Say whether each statement below agrees with the FP Nibs thread. Answer yes or no for each and quote the words of the thread that decide it.
(a) A nib marked "Iridium - Germany" is a steel nib.
(b) The upgrade nib from DCBluesman is made of gold.
(c) The El Grande kit comes with a fine nib.
-- Start of Given passage --
# FP Nibs



## BobBurt (Mar 24, 2009)

I've only turned one FP and was thinking about putting maybe six in my inventory.

Just wondering what the quality of the Nibs, that comes with a normal Gold pen kit. How do the nibs come ??? Fine/Med/Bold????

Any info will help.

Thank you very much


----------



## ed4copies (Mar 24, 2009)

BobBurt said:


> I've only turned one FP and was thinking about putting maybe six in my inventory.
> 
> Just wondering what the quality of the Nibs, that comes with a normal Gold pen kit. How do the nibs come ??? Fine/Med/Bold????
> 
> ...




Sorry, Bob, that's a bit broad:biggrin::biggrin:

IF it says, Iridium - Germany, it is a steel nib.  IMO not a bad nib, but a bad reputation.  Pen collectors will snub the pen, if you are trying to sell it.  Easy solution, upgrade to a nib from DCBluesman - also a steel nib, but a better quality - much more consistent performance.  AND, its a CUSTOM nib, so it has SALES APPEAL!!

FWIW


----------



## BobBurt (Mar 24, 2009)

I am referring to these El Grande FP

http://www.leevalley.com/wood/page.aspx?c=1&p=53439&cat=1,330,43243,53758

Thanks


----------



## Dan_F (Mar 24, 2009)

That will be a medium steel nib that comes in the kit. Lou stocks this size (the larger of the two he carries) in medium and fine. 

Dan


----------
-- End of Given passage --
-- Start of Dataset entries --
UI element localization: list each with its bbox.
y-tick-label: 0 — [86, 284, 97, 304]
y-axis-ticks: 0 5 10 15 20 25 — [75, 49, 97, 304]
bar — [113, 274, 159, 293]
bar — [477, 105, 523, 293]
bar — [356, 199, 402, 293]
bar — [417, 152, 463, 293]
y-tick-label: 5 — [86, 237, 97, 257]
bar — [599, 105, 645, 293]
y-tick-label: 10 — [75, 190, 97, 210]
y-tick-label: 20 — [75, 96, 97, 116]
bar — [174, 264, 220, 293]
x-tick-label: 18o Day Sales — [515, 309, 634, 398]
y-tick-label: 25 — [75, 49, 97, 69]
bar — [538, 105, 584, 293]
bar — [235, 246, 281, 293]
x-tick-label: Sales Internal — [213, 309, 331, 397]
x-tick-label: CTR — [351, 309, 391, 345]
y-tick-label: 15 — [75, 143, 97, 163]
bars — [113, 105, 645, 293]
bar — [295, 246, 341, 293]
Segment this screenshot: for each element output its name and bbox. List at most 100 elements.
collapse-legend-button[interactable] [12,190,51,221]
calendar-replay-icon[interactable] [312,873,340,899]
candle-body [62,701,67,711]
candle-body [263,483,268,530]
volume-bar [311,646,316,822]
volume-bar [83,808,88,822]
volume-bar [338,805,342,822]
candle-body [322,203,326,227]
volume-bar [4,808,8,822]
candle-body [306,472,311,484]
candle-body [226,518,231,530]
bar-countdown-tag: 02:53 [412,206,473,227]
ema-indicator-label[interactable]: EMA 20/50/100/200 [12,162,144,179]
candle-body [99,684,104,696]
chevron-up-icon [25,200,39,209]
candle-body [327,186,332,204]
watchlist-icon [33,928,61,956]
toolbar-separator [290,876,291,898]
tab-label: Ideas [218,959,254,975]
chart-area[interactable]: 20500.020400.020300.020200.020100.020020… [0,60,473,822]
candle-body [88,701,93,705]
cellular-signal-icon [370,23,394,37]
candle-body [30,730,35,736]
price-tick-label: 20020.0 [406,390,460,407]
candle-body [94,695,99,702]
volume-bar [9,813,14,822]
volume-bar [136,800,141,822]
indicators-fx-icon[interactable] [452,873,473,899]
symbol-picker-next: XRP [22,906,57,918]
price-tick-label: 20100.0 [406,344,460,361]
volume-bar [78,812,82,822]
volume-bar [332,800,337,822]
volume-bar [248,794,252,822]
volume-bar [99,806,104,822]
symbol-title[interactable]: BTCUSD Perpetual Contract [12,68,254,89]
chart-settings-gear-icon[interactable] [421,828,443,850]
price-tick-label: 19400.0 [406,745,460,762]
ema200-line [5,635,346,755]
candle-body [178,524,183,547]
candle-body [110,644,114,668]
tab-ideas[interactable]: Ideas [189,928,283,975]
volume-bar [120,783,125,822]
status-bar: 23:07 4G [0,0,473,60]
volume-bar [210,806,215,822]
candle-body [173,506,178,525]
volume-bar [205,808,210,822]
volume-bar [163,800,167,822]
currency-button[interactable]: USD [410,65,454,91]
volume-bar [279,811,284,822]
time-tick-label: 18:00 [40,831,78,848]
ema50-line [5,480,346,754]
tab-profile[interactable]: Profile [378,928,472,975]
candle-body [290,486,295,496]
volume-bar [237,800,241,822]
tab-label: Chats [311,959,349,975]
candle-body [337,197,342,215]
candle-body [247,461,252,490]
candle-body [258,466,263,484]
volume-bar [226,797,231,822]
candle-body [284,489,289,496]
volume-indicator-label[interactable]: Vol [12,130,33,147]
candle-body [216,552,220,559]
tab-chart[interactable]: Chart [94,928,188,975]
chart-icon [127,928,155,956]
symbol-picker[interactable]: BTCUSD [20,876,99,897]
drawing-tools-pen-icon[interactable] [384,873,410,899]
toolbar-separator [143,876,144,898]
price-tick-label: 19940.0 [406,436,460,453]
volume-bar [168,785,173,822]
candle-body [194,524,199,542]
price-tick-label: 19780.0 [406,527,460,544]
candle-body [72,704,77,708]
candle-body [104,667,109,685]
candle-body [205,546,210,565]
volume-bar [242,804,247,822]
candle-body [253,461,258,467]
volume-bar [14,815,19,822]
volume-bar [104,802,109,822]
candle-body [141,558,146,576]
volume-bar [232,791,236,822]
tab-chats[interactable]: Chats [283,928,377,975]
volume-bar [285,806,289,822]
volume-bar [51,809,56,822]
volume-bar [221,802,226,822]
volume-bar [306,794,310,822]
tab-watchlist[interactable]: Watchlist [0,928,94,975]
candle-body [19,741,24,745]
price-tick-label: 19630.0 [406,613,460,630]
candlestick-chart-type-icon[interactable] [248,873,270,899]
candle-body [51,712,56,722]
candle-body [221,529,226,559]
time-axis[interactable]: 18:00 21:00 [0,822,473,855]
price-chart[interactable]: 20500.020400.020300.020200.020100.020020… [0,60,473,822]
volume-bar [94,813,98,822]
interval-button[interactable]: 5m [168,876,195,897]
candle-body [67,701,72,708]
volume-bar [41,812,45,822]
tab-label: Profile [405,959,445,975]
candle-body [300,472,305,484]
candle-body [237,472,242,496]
-- End of Dataset entries --
# Answer to this exercise
(a) Yes: "IF it says, Iridium - Germany, it is a steel nib."
(b) No: "also a steel nib, but a better quality"
(c) No: "That will be a medium steel nib that comes in the kit."